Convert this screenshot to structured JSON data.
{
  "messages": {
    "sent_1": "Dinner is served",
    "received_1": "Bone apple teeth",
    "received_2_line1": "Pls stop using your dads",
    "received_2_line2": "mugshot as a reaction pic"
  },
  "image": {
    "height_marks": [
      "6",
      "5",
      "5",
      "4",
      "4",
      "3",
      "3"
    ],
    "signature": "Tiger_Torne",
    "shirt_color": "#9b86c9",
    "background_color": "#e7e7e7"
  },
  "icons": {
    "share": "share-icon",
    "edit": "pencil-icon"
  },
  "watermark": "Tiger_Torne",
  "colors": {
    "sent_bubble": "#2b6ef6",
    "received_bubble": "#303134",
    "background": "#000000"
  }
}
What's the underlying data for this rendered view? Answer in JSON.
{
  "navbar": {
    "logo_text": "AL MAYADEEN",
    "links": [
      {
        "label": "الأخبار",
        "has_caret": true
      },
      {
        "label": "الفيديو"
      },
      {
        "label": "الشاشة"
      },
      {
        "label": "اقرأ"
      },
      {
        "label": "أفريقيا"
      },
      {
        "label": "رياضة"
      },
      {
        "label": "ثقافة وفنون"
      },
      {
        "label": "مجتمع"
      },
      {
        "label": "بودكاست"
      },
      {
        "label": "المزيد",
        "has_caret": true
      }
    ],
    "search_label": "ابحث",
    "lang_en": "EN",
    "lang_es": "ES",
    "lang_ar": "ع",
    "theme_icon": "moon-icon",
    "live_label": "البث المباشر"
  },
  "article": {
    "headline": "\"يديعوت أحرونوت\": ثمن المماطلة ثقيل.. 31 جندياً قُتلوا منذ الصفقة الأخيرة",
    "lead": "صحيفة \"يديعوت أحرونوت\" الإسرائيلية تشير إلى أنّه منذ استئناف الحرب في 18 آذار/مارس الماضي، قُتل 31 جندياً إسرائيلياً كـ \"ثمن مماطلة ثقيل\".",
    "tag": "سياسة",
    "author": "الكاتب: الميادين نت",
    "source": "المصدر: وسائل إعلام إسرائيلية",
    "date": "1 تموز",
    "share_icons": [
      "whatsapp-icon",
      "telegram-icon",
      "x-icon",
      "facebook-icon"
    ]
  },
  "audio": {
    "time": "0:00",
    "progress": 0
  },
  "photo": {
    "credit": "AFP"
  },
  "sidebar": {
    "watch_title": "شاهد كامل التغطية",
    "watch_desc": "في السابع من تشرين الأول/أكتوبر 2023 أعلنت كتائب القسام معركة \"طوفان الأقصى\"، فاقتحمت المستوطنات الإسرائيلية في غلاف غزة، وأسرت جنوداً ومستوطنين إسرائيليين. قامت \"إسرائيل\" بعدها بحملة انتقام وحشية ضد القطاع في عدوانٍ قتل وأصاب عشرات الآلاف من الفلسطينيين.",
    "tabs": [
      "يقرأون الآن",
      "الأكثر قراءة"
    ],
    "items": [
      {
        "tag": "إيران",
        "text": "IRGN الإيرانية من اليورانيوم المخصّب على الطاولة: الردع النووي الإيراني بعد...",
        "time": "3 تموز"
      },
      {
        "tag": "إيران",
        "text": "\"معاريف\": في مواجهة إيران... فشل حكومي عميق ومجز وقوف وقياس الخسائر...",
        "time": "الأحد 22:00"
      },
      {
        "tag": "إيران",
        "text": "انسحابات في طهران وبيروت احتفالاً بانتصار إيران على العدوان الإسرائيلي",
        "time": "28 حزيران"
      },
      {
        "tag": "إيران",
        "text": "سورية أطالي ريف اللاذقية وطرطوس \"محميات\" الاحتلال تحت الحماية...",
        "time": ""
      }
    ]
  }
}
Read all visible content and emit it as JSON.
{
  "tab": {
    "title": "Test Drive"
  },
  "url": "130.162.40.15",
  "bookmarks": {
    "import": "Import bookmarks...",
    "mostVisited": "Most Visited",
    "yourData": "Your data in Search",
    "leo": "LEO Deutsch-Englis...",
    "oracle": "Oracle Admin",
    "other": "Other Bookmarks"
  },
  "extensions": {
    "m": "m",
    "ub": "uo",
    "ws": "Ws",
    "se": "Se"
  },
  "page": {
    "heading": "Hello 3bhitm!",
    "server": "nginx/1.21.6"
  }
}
# # # # # # #
- _Goal_:
Each line that contains the string "this" counts once; say how many there are and nothing else.

- _Exercise result_:
2